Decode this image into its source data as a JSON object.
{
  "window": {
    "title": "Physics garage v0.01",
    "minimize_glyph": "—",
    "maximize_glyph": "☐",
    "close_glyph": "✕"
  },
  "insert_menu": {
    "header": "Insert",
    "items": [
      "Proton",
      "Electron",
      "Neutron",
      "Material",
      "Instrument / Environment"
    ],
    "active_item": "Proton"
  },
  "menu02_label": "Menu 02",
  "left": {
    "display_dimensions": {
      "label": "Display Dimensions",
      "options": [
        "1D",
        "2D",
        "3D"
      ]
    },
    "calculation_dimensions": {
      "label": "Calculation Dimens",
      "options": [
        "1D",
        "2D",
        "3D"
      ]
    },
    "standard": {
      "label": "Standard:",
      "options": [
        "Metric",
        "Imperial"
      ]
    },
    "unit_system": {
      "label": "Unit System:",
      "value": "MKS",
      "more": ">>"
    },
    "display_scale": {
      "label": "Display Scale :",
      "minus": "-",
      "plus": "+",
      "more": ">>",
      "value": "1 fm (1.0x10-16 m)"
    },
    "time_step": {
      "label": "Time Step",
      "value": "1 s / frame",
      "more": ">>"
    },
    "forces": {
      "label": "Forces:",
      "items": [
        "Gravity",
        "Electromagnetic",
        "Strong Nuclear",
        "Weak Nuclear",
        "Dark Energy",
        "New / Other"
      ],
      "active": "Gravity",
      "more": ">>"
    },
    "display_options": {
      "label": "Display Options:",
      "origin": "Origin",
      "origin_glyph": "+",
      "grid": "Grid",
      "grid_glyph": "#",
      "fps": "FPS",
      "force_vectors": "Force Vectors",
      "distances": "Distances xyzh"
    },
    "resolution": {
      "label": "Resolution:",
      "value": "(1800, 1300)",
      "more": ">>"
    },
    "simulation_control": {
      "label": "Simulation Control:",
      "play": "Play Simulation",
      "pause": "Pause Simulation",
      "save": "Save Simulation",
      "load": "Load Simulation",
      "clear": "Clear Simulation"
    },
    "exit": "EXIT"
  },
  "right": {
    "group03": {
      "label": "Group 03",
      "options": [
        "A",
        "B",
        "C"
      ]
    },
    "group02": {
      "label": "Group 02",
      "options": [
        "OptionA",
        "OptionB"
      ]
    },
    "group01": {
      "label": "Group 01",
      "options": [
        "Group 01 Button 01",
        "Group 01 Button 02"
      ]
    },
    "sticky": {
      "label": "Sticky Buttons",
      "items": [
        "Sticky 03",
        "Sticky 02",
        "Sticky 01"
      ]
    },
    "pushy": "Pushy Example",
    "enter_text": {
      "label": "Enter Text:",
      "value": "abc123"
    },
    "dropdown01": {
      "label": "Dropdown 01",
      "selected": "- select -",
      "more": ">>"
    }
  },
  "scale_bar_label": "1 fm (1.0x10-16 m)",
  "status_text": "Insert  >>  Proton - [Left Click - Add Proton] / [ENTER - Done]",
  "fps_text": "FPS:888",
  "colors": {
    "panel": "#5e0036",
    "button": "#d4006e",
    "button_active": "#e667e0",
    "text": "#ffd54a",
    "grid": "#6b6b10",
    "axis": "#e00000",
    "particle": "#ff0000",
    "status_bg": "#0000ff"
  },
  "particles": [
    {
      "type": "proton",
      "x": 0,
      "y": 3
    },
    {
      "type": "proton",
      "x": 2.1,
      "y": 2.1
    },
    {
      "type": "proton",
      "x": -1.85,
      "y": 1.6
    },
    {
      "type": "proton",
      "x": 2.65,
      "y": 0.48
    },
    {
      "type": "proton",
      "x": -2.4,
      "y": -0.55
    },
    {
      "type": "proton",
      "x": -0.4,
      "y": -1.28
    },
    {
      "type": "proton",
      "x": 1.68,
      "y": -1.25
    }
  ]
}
········
**Goal:** Transcribe every record above exactly as it appears.

**Task response:**
Decode this image into its source data as a JSON object.
{
  "window": {
    "title": "Physics garage v0.01",
    "minimize_glyph": "—",
    "maximize_glyph": "☐",
    "close_glyph": "✕"
  },
  "insert_menu": {
    "header": "Insert",
    "items": [
      "Proton",
      "Electron",
      "Neutron",
      "Material",
      "Instrument / Environment"
    ],
    "active_item": "Proton"
  },
  "menu02_label": "Menu 02",
  "left": {
    "display_dimensions": {
      "label": "Display Dimensions",
      "options": [
        "1D",
        "2D",
        "3D"
      ]
    },
    "calculation_dimensions": {
      "label": "Calculation Dimens",
      "options": [
        "1D",
        "2D",
        "3D"
      ]
    },
    "standard": {
      "label": "Standard:",
      "options": [
        "Metric",
        "Imperial"
      ]
    },
    "unit_system": {
      "label": "Unit System:",
      "value": "MKS",
      "more": ">>"
    },
    "display_scale": {
      "label": "Display Scale :",
      "minus": "-",
      "plus": "+",
      "more": ">>",
      "value": "1 fm (1.0x10-16 m)"
    },
    "time_step": {
      "label": "Time Step",
      "value": "1 s / frame",
      "more": ">>"
    },
    "forces": {
      "label": "Forces:",
      "items": [
        "Gravity",
        "Electromagnetic",
        "Strong Nuclear",
        "Weak Nuclear",
        "Dark Energy",
        "New / Other"
      ],
      "active": "Gravity",
      "more": ">>"
    },
    "display_options": {
      "label": "Display Options:",
      "origin": "Origin",
      "origin_glyph": "+",
      "grid": "Grid",
      "grid_glyph": "#",
      "fps": "FPS",
      "force_vectors": "Force Vectors",
      "distances": "Distances xyzh"
    },
    "resolution": {
      "label": "Resolution:",
      "value": "(1800, 1300)",
      "more": ">>"
    },
    "simulation_control": {
      "label": "Simulation Control:",
      "play": "Play Simulation",
      "pause": "Pause Simulation",
      "save": "Save Simulation",
      "load": "Load Simulation",
      "clear": "Clear Simulation"
    },
    "exit": "EXIT"
  },
  "right": {
    "group03": {
      "label": "Group 03",
      "options": [
        "A",
        "B",
        "C"
      ]
    },
    "group02": {
      "label": "Group 02",
      "options": [
        "OptionA",
        "OptionB"
      ]
    },
    "group01": {
      "label": "Group 01",
      "options": [
        "Group 01 Button 01",
        "Group 01 Button 02"
      ]
    },
    "sticky": {
      "label": "Sticky Buttons",
      "items": [
        "Sticky 03",
        "Sticky 02",
        "Sticky 01"
      ]
    },
    "pushy": "Pushy Example",
    "enter_text": {
      "label": "Enter Text:",
      "value": "abc123"
    },
    "dropdown01": {
      "label": "Dropdown 01",
      "selected": "- select -",
      "more": ">>"
    }
  },
  "scale_bar_label": "1 fm (1.0x10-16 m)",
  "status_text": "Insert  >>  Proton - [Left Click - Add Proton] / [ENTER - Done]",
  "fps_text": "FPS:888",
  "colors": {
    "panel": "#5e0036",
    "button": "#d4006e",
    "button_active": "#e667e0",
    "text": "#ffd54a",
    "grid": "#6b6b10",
    "axis": "#e00000",
    "particle": "#ff0000",
    "status_bg": "#0000ff"
  },
  "particles": [
    {
      "type": "proton",
      "x": 0,
      "y": 3
    },
    {
      "type": "proton",
      "x": 2.1,
      "y": 2.1
    },
    {
      "type": "proton",
      "x": -1.85,
      "y": 1.6
    },
    {
      "type": "proton",
      "x": 2.65,
      "y": 0.48
    },
    {
      "type": "proton",
      "x": -2.4,
      "y": -0.55
    },
    {
      "type": "proton",
      "x": -0.4,
      "y": -1.28
    },
    {
      "type": "proton",
      "x": 1.68,
      "y": -1.25
    }
  ]
}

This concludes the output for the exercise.